• Written exercise
Repeat the listing in full. Nothing may be added or left out.

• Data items
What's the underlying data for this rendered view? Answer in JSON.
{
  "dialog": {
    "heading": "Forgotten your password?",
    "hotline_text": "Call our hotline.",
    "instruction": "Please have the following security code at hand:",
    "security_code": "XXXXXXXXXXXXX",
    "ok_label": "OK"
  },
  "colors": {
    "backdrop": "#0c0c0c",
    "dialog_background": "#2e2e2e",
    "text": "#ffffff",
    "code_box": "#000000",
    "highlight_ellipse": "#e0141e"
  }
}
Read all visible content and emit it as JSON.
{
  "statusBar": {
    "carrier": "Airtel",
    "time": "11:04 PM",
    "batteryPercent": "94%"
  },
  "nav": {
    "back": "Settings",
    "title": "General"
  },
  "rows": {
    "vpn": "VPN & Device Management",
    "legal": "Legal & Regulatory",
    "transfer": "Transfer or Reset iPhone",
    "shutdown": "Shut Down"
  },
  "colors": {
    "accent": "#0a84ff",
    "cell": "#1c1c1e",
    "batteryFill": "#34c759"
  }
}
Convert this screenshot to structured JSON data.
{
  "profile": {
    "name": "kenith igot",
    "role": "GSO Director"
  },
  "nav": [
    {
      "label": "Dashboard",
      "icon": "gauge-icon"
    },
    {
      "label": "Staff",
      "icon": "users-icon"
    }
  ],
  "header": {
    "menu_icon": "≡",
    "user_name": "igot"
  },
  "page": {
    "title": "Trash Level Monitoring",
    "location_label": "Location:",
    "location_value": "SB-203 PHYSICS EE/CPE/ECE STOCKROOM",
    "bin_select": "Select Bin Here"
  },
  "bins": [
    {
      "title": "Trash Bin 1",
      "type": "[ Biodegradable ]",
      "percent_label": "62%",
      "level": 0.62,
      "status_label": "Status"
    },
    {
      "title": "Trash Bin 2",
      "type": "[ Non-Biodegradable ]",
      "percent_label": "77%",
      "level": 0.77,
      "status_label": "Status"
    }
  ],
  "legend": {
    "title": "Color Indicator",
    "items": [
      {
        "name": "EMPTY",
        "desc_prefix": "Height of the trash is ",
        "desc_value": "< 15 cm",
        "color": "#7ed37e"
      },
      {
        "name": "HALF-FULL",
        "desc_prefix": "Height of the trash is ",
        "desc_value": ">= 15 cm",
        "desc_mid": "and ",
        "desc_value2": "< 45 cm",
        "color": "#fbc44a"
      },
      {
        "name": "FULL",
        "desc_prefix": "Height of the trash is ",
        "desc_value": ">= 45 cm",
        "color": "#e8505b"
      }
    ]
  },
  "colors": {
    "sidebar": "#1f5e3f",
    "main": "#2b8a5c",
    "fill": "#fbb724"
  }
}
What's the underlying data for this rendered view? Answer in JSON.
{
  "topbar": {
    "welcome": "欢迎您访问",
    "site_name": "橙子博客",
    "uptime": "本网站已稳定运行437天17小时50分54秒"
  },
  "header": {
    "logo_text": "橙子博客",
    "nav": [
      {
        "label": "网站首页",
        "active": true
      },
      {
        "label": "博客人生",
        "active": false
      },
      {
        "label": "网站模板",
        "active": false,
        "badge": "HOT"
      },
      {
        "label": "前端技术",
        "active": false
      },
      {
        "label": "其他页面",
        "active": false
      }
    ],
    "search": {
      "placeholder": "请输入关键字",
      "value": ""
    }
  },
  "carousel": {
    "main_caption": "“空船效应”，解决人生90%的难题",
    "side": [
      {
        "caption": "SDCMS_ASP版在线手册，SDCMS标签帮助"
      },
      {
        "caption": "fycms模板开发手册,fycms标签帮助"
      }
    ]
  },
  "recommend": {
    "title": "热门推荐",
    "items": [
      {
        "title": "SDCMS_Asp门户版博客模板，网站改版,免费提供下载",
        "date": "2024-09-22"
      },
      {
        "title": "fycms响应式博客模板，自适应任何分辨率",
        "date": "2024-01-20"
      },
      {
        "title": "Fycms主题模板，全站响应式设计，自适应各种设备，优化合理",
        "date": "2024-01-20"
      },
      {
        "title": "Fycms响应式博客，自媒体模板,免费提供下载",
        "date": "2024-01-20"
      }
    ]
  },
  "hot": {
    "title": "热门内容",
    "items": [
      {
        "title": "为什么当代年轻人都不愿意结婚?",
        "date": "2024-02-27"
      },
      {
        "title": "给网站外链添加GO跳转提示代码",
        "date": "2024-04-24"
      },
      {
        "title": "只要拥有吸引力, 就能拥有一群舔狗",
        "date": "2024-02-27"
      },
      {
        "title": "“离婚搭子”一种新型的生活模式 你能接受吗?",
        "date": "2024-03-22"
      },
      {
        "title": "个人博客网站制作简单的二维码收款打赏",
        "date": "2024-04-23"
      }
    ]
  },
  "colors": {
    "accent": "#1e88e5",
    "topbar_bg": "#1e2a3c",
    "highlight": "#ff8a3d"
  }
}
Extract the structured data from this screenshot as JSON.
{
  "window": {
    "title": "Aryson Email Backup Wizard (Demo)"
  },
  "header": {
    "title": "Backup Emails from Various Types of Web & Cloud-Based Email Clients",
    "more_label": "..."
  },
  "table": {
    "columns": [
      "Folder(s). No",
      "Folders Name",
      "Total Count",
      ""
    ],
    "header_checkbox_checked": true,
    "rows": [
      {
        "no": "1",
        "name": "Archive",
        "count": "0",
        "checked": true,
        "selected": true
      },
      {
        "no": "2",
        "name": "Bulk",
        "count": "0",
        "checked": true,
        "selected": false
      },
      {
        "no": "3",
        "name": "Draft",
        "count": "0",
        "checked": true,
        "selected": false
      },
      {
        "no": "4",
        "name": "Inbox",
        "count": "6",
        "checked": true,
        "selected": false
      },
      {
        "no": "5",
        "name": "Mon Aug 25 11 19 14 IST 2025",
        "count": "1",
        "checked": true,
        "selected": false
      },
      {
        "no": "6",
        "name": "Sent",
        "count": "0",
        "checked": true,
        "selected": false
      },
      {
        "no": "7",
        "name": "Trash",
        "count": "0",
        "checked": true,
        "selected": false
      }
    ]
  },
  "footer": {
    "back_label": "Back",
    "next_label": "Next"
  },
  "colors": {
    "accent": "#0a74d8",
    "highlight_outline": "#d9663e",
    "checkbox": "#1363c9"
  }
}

• Response for this exercise
What's the underlying data for this rendered view? Answer in JSON.
{
  "dialog": {
    "heading": "Forgotten your password?",
    "hotline_text": "Call our hotline.",
    "instruction": "Please have the following security code at hand:",
    "security_code": "XXXXXXXXXXXXX",
    "ok_label": "OK"
  },
  "colors": {
    "backdrop": "#0c0c0c",
    "dialog_background": "#2e2e2e",
    "text": "#ffffff",
    "code_box": "#000000",
    "highlight_ellipse": "#e0141e"
  }
}
Read all visible content and emit it as JSON.
{
  "statusBar": {
    "carrier": "Airtel",
    "time": "11:04 PM",
    "batteryPercent": "94%"
  },
  "nav": {
    "back": "Settings",
    "title": "General"
  },
  "rows": {
    "vpn": "VPN & Device Management",
    "legal": "Legal & Regulatory",
    "transfer": "Transfer or Reset iPhone",
    "shutdown": "Shut Down"
  },
  "colors": {
    "accent": "#0a84ff",
    "cell": "#1c1c1e",
    "batteryFill": "#34c759"
  }
}
Convert this screenshot to structured JSON data.
{
  "profile": {
    "name": "kenith igot",
    "role": "GSO Director"
  },
  "nav": [
    {
      "label": "Dashboard",
      "icon": "gauge-icon"
    },
    {
      "label": "Staff",
      "icon": "users-icon"
    }
  ],
  "header": {
    "menu_icon": "≡",
    "user_name": "igot"
  },
  "page": {
    "title": "Trash Level Monitoring",
    "location_label": "Location:",
    "location_value": "SB-203 PHYSICS EE/CPE/ECE STOCKROOM",
    "bin_select": "Select Bin Here"
  },
  "bins": [
    {
      "title": "Trash Bin 1",
      "type": "[ Biodegradable ]",
      "percent_label": "62%",
      "level": 0.62,
      "status_label": "Status"
    },
    {
      "title": "Trash Bin 2",
      "type": "[ Non-Biodegradable ]",
      "percent_label": "77%",
      "level": 0.77,
      "status_label": "Status"
    }
  ],
  "legend": {
    "title": "Color Indicator",
    "items": [
      {
        "name": "EMPTY",
        "desc_prefix": "Height of the trash is ",
        "desc_value": "< 15 cm",
        "color": "#7ed37e"
      },
      {
        "name": "HALF-FULL",
        "desc_prefix": "Height of the trash is ",
        "desc_value": ">= 15 cm",
        "desc_mid": "and ",
        "desc_value2": "< 45 cm",
        "color": "#fbc44a"
      },
      {
        "name": "FULL",
        "desc_prefix": "Height of the trash is ",
        "desc_value": ">= 45 cm",
        "color": "#e8505b"
      }
    ]
  },
  "colors": {
    "sidebar": "#1f5e3f",
    "main": "#2b8a5c",
    "fill": "#fbb724"
  }
}
What's the underlying data for this rendered view? Answer in JSON.
{
  "topbar": {
    "welcome": "欢迎您访问",
    "site_name": "橙子博客",
    "uptime": "本网站已稳定运行437天17小时50分54秒"
  },
  "header": {
    "logo_text": "橙子博客",
    "nav": [
      {
        "label": "网站首页",
        "active": true
      },
      {
        "label": "博客人生",
        "active": false
      },
      {
        "label": "网站模板",
        "active": false,
        "badge": "HOT"
      },
      {
        "label": "前端技术",
        "active": false
      },
      {
        "label": "其他页面",
        "active": false
      }
    ],
    "search": {
      "placeholder": "请输入关键字",
      "value": ""
    }
  },
  "carousel": {
    "main_caption": "“空船效应”，解决人生90%的难题",
    "side": [
      {
        "caption": "SDCMS_ASP版在线手册，SDCMS标签帮助"
      },
      {
        "caption": "fycms模板开发手册,fycms标签帮助"
      }
    ]
  },
  "recommend": {
    "title": "热门推荐",
    "items": [
      {
        "title": "SDCMS_Asp门户版博客模板，网站改版,免费提供下载",
        "date": "2024-09-22"
      },
      {
        "title": "fycms响应式博客模板，自适应任何分辨率",
        "date": "2024-01-20"
      },
      {
        "title": "Fycms主题模板，全站响应式设计，自适应各种设备，优化合理",
        "date": "2024-01-20"
      },
      {
        "title": "Fycms响应式博客，自媒体模板,免费提供下载",
        "date": "2024-01-20"
      }
    ]
  },
  "hot": {
    "title": "热门内容",
    "items": [
      {
        "title": "为什么当代年轻人都不愿意结婚?",
        "date": "2024-02-27"
      },
      {
        "title": "给网站外链添加GO跳转提示代码",
        "date": "2024-04-24"
      },
      {
        "title": "只要拥有吸引力, 就能拥有一群舔狗",
        "date": "2024-02-27"
      },
      {
        "title": "“离婚搭子”一种新型的生活模式 你能接受吗?",
        "date": "2024-03-22"
      },
      {
        "title": "个人博客网站制作简单的二维码收款打赏",
        "date": "2024-04-23"
      }
    ]
  },
  "colors": {
    "accent": "#1e88e5",
    "topbar_bg": "#1e2a3c",
    "highlight": "#ff8a3d"
  }
}
Extract the structured data from this screenshot as JSON.
{
  "window": {
    "title": "Aryson Email Backup Wizard (Demo)"
  },
  "header": {
    "title": "Backup Emails from Various Types of Web & Cloud-Based Email Clients",
    "more_label": "..."
  },
  "table": {
    "columns": [
      "Folder(s). No",
      "Folders Name",
      "Total Count",
      ""
    ],
    "header_checkbox_checked": true,
    "rows": [
      {
        "no": "1",
        "name": "Archive",
        "count": "0",
        "checked": true,
        "selected": true
      },
      {
        "no": "2",
        "name": "Bulk",
        "count": "0",
        "checked": true,
        "selected": false
      },
      {
        "no": "3",
        "name": "Draft",
        "count": "0",
        "checked": true,
        "selected": false
      },
      {
        "no": "4",
        "name": "Inbox",
        "count": "6",
        "checked": true,
        "selected": false
      },
      {
        "no": "5",
        "name": "Mon Aug 25 11 19 14 IST 2025",
        "count": "1",
        "checked": true,
        "selected": false
      },
      {
        "no": "6",
        "name": "Sent",
        "count": "0",
        "checked": true,
        "selected": false
      },
      {
        "no": "7",
        "name": "Trash",
        "count": "0",
        "checked": true,
        "selected": false
      }
    ]
  },
  "footer": {
    "back_label": "Back",
    "next_label": "Next"
  },
  "colors": {
    "accent": "#0a74d8",
    "highlight_outline": "#d9663e",
    "checkbox": "#1363c9"
  }
}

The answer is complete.